** Begin Listed records **

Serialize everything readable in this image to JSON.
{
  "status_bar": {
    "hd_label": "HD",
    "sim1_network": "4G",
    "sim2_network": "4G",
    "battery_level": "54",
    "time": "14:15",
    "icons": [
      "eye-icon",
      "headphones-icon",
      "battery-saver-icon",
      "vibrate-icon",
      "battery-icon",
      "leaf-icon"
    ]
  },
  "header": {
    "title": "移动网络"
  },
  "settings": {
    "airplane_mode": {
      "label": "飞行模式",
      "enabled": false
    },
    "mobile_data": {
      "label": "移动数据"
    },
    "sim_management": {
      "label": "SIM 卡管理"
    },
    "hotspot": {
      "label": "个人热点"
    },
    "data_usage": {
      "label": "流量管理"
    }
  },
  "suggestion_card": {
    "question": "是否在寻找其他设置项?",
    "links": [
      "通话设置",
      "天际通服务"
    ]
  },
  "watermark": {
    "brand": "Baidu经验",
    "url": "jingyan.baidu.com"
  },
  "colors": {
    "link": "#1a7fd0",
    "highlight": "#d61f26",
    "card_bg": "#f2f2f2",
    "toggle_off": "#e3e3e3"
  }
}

** End Listed records **

Set task:
Repeat all of the records above exactly as written.

Answer for the task:
Serialize everything readable in this image to JSON.
{
  "status_bar": {
    "hd_label": "HD",
    "sim1_network": "4G",
    "sim2_network": "4G",
    "battery_level": "54",
    "time": "14:15",
    "icons": [
      "eye-icon",
      "headphones-icon",
      "battery-saver-icon",
      "vibrate-icon",
      "battery-icon",
      "leaf-icon"
    ]
  },
  "header": {
    "title": "移动网络"
  },
  "settings": {
    "airplane_mode": {
      "label": "飞行模式",
      "enabled": false
    },
    "mobile_data": {
      "label": "移动数据"
    },
    "sim_management": {
      "label": "SIM 卡管理"
    },
    "hotspot": {
      "label": "个人热点"
    },
    "data_usage": {
      "label": "流量管理"
    }
  },
  "suggestion_card": {
    "question": "是否在寻找其他设置项?",
    "links": [
      "通话设置",
      "天际通服务"
    ]
  },
  "watermark": {
    "brand": "Baidu经验",
    "url": "jingyan.baidu.com"
  },
  "colors": {
    "link": "#1a7fd0",
    "highlight": "#d61f26",
    "card_bg": "#f2f2f2",
    "toggle_off": "#e3e3e3"
  }
}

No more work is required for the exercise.